Task to carry out: Find each line with the word "role" and copy it.

Material provided:

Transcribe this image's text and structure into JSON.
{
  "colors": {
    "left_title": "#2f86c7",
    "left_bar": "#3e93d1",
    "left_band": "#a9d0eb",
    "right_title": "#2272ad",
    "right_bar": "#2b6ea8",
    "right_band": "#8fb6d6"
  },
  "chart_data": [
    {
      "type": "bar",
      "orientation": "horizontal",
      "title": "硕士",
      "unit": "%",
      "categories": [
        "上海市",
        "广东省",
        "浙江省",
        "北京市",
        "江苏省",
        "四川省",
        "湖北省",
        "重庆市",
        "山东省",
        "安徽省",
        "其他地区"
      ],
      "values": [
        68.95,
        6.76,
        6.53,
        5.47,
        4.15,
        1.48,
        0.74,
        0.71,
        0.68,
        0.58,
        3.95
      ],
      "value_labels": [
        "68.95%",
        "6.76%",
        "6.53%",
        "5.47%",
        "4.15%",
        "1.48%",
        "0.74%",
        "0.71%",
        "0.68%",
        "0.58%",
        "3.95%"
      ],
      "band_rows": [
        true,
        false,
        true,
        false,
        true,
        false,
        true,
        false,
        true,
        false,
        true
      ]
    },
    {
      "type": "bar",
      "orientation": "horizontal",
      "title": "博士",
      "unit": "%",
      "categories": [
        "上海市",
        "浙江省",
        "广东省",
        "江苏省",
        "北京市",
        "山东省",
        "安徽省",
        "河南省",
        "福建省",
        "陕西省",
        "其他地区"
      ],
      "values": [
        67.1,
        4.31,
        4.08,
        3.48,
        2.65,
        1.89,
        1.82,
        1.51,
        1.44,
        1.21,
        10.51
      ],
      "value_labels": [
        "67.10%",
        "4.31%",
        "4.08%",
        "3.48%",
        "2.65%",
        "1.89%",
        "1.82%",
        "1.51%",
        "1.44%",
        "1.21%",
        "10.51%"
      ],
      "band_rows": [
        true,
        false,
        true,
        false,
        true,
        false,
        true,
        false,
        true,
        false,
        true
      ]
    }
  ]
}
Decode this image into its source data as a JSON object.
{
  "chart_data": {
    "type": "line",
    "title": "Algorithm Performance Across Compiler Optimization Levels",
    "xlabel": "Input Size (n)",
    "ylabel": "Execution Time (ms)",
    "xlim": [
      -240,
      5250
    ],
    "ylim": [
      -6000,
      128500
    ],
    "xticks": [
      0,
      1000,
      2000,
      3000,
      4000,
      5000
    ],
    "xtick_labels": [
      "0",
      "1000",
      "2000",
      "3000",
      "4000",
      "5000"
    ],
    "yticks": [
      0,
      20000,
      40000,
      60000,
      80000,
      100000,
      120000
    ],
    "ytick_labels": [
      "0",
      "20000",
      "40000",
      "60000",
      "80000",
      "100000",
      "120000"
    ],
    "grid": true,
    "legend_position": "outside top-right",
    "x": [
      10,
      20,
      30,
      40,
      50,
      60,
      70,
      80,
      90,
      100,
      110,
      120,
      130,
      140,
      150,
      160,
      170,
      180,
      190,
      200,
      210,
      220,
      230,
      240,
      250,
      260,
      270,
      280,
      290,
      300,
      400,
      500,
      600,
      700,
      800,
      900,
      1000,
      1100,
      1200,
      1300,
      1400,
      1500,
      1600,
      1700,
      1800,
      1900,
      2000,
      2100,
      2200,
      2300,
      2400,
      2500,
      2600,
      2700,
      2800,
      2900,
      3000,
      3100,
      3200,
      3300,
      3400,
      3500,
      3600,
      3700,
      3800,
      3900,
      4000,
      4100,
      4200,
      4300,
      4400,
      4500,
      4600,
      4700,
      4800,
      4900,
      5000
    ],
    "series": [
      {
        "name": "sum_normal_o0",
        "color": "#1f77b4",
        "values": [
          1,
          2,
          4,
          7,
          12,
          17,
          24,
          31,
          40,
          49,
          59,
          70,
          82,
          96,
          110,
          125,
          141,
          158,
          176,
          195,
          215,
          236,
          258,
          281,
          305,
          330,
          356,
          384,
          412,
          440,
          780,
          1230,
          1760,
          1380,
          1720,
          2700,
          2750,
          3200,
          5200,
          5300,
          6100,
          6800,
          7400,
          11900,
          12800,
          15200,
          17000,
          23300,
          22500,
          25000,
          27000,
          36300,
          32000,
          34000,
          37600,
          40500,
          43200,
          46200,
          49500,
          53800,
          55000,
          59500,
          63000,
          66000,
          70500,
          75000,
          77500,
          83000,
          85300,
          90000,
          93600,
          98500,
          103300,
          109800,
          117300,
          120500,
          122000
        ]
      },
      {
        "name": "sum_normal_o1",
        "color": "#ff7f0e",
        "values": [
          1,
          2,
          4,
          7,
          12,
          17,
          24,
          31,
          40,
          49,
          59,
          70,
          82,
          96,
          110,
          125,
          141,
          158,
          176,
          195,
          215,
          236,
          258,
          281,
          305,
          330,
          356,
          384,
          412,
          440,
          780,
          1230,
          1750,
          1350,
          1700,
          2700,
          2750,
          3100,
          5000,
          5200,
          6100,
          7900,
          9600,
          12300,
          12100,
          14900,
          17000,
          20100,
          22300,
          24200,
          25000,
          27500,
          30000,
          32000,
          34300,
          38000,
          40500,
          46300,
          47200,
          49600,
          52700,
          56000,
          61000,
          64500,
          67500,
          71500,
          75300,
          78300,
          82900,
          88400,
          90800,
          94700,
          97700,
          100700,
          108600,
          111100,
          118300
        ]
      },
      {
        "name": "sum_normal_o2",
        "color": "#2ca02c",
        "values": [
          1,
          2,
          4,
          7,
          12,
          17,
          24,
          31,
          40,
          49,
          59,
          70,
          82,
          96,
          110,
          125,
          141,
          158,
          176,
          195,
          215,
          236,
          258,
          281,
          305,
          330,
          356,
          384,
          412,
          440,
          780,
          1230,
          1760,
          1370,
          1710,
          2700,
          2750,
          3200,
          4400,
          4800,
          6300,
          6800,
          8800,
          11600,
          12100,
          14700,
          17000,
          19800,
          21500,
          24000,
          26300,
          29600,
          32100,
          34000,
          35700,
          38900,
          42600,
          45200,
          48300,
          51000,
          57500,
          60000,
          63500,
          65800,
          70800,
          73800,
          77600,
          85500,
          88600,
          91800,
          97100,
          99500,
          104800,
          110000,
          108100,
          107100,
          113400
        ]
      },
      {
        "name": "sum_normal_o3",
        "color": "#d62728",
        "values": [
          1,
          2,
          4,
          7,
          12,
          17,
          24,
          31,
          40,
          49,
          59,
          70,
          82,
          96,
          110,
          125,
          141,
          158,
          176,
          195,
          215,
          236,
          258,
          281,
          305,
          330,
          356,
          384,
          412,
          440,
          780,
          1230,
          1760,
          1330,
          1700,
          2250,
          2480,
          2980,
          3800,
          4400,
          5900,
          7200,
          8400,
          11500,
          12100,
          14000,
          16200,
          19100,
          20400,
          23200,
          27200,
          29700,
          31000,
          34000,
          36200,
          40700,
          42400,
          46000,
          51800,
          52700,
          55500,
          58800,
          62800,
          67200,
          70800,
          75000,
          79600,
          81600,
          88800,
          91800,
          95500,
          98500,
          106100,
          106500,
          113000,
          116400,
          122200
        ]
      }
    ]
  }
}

...

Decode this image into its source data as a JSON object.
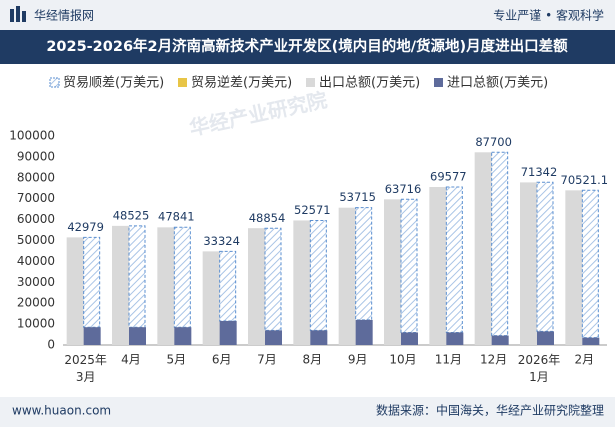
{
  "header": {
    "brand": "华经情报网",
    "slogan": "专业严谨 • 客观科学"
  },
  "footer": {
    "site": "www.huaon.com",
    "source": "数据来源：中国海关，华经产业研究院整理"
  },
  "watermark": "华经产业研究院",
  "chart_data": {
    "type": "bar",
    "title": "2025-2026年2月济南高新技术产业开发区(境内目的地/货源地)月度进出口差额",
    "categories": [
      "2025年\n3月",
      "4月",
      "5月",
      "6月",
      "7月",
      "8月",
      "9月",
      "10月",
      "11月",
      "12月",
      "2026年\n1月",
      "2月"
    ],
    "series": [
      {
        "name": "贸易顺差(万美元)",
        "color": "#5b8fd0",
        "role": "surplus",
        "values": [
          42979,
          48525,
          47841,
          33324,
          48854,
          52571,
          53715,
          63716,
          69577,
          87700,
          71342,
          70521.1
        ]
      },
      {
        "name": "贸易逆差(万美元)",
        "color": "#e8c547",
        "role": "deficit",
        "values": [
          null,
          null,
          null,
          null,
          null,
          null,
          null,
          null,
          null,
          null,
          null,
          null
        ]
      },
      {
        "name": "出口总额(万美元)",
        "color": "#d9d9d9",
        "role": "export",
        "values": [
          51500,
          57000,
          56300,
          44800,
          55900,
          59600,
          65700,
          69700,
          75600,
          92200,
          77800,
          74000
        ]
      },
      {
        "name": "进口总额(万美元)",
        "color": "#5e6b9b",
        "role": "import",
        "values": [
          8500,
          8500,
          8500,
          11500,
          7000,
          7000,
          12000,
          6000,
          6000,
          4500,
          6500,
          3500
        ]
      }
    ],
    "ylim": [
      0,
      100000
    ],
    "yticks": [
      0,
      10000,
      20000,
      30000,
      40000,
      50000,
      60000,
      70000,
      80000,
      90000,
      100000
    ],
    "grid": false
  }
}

Solution for this task:
        "role": "surplus",
        "role": "deficit",
        "role": "export",
        "role": "import",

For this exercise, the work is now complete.